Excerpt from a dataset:
-----

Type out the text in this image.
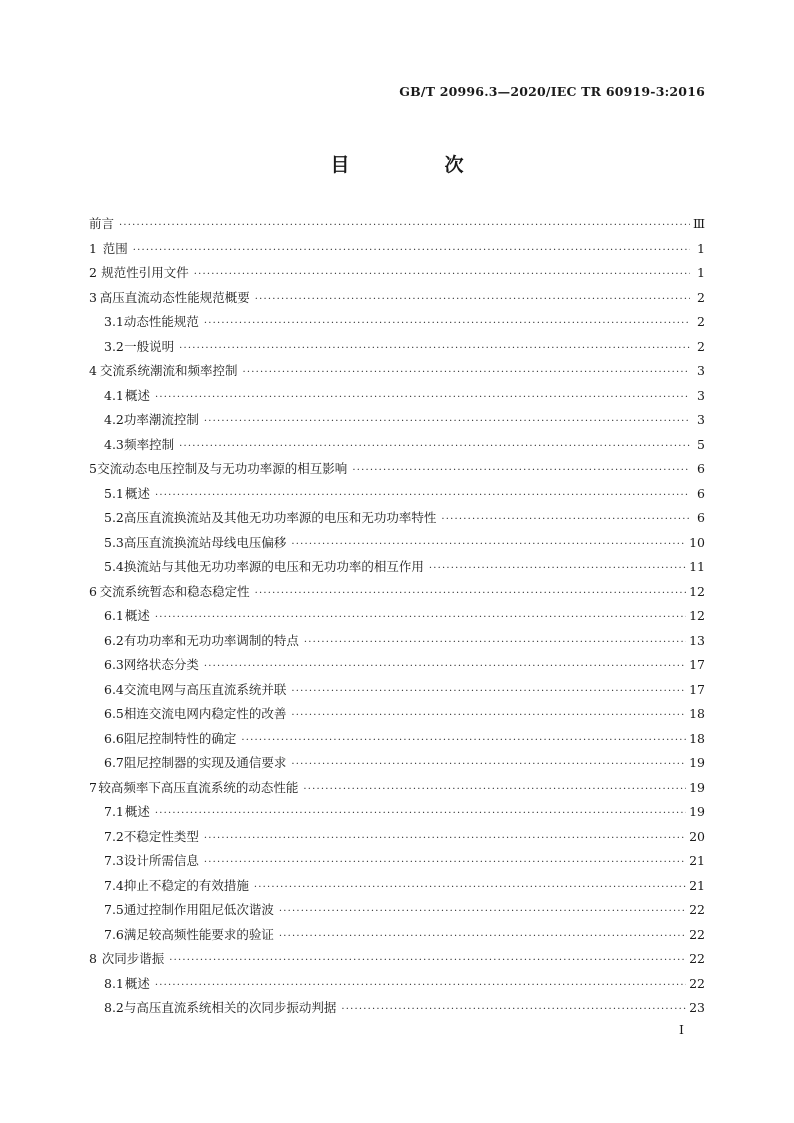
GB/T 20996.3—2020/IEC TR 60919-3:2016
目　次
前言 ·····	Ⅲ
1 范围 ·····	1
2 规范性引用文件 ·····	1
3 高压直流动态性能规范概要 ·····	2
3.1 动态性能规范 ·····	2
3.2 一般说明 ·····	2
4 交流系统潮流和频率控制 ·····	3
4.1 概述 ·····	3
4.2 功率潮流控制 ·····	3
4.3 频率控制 ·····	5
5 交流动态电压控制及与无功功率源的相互影响 ·····	6
5.1 概述 ·····	6
5.2 高压直流换流站及其他无功功率源的电压和无功功率特性 ·····	6
5.3 高压直流换流站母线电压偏移 ·····	10
5.4 换流站与其他无功功率源的电压和无功功率的相互作用 ·····	11
6 交流系统暂态和稳态稳定性 ·····	12
6.1 概述 ·····	12
6.2 有功功率和无功功率调制的特点 ·····	13
6.3 网络状态分类 ·····	17
6.4 交流电网与高压直流系统并联 ·····	17
6.5 相连交流电网内稳定性的改善 ·····	18
6.6 阻尼控制特性的确定 ·····	18
6.7 阻尼控制器的实现及通信要求 ·····	19
7 较高频率下高压直流系统的动态性能 ·····	19
7.1 概述 ·····	19
7.2 不稳定性类型 ·····	20
7.3 设计所需信息 ·····	21
7.4 抑止不稳定的有效措施 ·····	21
7.5 通过控制作用阻尼低次谐波 ·····	22
7.6 满足较高频性能要求的验证 ·····	22
8 次同步谐振 ·····	22
8.1 概述 ·····	22
8.2 与高压直流系统相关的次同步振动判据 ·····	23
I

-----

Task to carry out:
Write the lines above out again exactly, without any of their pictures.

Output for this task:
Type out the text in this image.
GB/T 20996.3—2020/IEC TR 60919-3:2016
目　次
前言 ·····	Ⅲ
1 范围 ·····	1
2 规范性引用文件 ·····	1
3 高压直流动态性能规范概要 ·····	2
3.1 动态性能规范 ·····	2
3.2 一般说明 ·····	2
4 交流系统潮流和频率控制 ·····	3
4.1 概述 ·····	3
4.2 功率潮流控制 ·····	3
4.3 频率控制 ·····	5
5 交流动态电压控制及与无功功率源的相互影响 ·····	6
5.1 概述 ·····	6
5.2 高压直流换流站及其他无功功率源的电压和无功功率特性 ·····	6
5.3 高压直流换流站母线电压偏移 ·····	10
5.4 换流站与其他无功功率源的电压和无功功率的相互作用 ·····	11
6 交流系统暂态和稳态稳定性 ·····	12
6.1 概述 ·····	12
6.2 有功功率和无功功率调制的特点 ·····	13
6.3 网络状态分类 ·····	17
6.4 交流电网与高压直流系统并联 ·····	17
6.5 相连交流电网内稳定性的改善 ·····	18
6.6 阻尼控制特性的确定 ·····	18
6.7 阻尼控制器的实现及通信要求 ·····	19
7 较高频率下高压直流系统的动态性能 ·····	19
7.1 概述 ·····	19
7.2 不稳定性类型 ·····	20
7.3 设计所需信息 ·····	21
7.4 抑止不稳定的有效措施 ·····	21
7.5 通过控制作用阻尼低次谐波 ·····	22
7.6 满足较高频性能要求的验证 ·····	22
8 次同步谐振 ·····	22
8.1 概述 ·····	22
8.2 与高压直流系统相关的次同步振动判据 ·····	23
I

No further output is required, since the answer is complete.